EXERCISE DESCRIPTION — Isolate every line in the data with the string "Scope" and copy it.

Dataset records
--- --- ---

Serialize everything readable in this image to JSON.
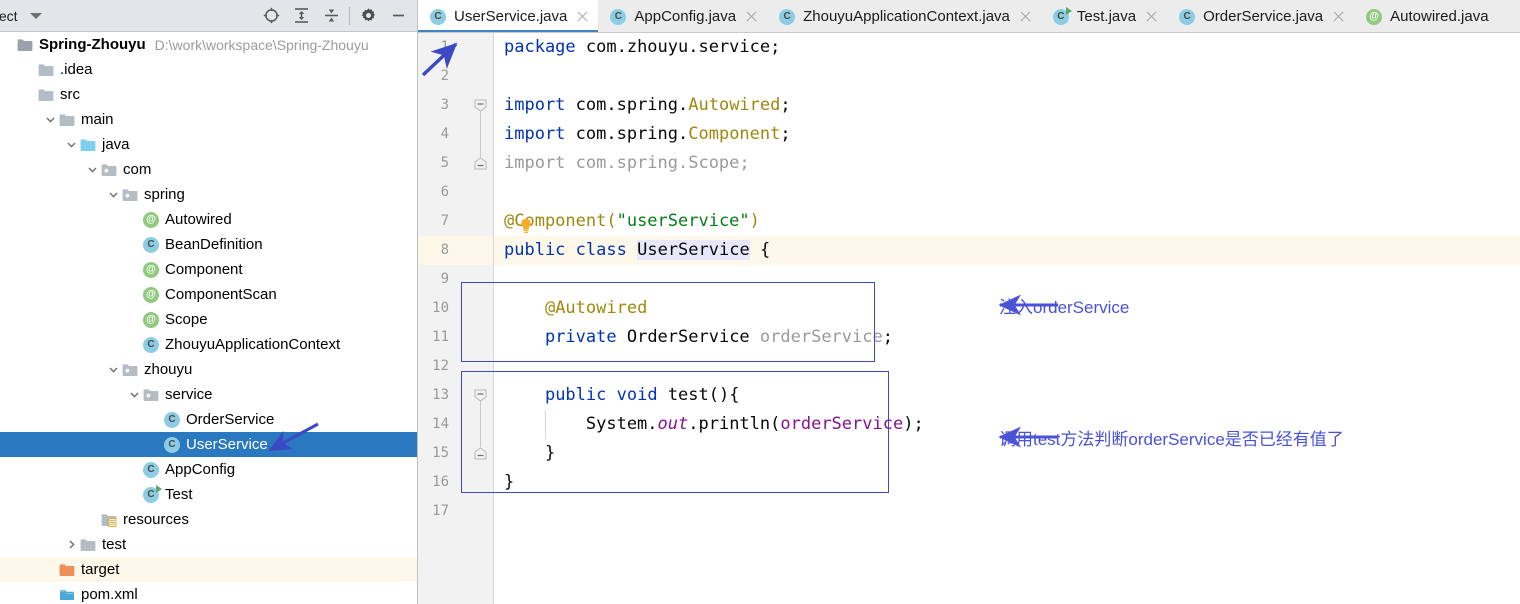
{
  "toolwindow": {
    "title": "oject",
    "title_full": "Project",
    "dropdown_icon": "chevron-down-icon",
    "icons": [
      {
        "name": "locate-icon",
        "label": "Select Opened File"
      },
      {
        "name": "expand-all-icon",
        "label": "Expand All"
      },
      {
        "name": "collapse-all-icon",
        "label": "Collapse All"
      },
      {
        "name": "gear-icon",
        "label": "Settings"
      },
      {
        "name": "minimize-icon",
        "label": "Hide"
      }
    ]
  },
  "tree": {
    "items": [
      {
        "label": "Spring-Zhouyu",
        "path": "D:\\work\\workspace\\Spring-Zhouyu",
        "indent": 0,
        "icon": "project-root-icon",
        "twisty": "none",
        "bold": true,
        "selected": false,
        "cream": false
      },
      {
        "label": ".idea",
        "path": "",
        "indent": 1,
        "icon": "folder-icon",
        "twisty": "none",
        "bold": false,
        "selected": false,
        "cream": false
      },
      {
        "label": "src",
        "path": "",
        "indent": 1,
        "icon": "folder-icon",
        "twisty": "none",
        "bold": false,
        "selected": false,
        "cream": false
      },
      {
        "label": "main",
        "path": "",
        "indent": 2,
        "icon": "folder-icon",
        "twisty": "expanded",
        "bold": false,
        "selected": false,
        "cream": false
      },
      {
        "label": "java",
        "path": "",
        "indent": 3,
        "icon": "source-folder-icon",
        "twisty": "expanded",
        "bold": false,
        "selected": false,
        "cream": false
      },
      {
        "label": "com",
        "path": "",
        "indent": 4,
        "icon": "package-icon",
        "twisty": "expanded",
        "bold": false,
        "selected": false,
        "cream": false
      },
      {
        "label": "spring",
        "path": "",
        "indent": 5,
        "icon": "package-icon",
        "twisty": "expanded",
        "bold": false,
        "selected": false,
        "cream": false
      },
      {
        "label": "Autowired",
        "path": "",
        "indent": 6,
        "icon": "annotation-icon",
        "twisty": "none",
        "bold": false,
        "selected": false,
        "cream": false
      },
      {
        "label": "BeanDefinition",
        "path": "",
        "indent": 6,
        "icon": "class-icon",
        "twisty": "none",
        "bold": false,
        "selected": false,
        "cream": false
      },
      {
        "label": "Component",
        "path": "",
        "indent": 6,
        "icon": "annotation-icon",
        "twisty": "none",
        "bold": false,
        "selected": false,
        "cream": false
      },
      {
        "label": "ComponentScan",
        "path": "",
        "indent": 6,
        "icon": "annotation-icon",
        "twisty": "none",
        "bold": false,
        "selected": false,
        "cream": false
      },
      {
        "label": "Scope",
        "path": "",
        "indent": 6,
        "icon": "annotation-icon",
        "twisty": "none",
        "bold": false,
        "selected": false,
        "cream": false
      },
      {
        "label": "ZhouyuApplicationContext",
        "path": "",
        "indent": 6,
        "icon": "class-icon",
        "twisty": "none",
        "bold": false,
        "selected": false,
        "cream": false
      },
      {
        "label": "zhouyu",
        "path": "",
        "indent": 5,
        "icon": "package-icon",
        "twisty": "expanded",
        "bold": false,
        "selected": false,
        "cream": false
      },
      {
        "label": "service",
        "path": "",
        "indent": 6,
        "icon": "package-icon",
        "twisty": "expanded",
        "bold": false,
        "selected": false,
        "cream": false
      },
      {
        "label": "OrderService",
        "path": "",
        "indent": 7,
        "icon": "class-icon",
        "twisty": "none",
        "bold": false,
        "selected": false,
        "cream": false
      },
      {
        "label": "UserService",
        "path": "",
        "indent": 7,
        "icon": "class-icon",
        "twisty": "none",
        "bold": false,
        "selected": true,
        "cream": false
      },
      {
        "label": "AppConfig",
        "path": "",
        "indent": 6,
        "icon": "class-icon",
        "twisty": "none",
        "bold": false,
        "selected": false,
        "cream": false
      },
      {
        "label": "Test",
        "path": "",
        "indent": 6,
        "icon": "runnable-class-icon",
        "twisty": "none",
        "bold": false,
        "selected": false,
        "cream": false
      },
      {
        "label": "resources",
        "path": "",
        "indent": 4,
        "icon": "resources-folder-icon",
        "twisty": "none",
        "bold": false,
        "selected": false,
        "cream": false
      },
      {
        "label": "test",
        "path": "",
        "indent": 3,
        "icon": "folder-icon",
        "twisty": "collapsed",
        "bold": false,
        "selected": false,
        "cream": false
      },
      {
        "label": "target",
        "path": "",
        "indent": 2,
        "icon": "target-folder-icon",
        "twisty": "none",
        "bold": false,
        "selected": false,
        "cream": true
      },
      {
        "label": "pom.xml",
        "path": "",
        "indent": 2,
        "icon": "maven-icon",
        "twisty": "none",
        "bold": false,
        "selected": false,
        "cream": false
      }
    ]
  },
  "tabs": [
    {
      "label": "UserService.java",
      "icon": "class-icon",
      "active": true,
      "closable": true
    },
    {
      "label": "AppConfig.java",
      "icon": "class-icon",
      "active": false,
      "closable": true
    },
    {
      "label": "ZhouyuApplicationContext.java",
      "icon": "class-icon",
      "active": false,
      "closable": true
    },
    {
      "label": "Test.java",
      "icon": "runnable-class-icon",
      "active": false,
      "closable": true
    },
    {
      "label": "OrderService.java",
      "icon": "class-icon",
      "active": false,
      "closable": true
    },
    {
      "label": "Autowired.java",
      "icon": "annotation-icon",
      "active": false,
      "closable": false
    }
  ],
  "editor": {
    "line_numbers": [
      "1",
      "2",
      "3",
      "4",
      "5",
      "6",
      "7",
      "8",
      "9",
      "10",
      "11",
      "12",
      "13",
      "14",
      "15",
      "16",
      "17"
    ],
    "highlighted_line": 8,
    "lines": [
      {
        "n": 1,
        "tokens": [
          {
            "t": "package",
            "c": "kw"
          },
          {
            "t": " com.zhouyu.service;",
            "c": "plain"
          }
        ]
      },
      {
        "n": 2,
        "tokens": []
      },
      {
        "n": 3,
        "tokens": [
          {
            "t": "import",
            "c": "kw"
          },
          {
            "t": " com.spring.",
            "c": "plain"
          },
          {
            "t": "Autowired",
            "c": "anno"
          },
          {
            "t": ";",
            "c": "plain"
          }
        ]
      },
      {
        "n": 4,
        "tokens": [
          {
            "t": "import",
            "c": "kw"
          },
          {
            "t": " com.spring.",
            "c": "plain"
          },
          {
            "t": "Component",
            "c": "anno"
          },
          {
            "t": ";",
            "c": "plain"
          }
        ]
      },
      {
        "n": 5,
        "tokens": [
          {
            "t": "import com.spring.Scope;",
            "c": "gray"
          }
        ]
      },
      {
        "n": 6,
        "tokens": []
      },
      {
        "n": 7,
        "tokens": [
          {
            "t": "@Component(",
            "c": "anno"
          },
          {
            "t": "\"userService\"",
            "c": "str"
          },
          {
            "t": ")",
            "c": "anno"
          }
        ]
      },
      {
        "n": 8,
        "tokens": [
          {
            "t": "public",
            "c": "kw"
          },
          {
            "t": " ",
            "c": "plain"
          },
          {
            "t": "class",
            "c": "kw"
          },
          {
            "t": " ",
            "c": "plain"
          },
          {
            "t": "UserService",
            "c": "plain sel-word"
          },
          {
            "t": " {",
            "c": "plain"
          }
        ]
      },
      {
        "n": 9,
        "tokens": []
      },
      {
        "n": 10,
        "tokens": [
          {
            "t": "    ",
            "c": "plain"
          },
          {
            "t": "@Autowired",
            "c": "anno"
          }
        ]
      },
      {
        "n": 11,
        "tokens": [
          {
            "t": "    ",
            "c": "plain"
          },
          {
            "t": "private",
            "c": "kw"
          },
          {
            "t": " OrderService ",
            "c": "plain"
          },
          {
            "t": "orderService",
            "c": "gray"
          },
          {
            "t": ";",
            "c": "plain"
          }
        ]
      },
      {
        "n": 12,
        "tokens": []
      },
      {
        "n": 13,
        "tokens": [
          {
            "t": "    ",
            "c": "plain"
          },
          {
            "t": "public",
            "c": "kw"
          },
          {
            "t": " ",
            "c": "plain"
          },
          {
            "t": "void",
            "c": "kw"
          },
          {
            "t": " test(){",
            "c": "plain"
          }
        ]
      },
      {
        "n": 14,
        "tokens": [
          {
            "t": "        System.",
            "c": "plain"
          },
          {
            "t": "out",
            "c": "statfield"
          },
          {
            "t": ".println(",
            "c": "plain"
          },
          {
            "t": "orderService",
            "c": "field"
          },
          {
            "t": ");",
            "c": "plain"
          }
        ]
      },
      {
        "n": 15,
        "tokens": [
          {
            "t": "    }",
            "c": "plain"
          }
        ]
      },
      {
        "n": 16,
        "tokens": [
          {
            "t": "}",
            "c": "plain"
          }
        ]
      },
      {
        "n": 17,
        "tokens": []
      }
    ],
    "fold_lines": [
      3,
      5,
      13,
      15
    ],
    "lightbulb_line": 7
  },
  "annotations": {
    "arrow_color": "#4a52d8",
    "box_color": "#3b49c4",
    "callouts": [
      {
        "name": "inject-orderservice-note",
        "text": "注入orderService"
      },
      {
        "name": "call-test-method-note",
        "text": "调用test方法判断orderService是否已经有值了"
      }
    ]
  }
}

--- --- ---

ANSWER FOR THIS EXERCISE —
        "label": "Scope",
            "t": "import com.spring.Scope;",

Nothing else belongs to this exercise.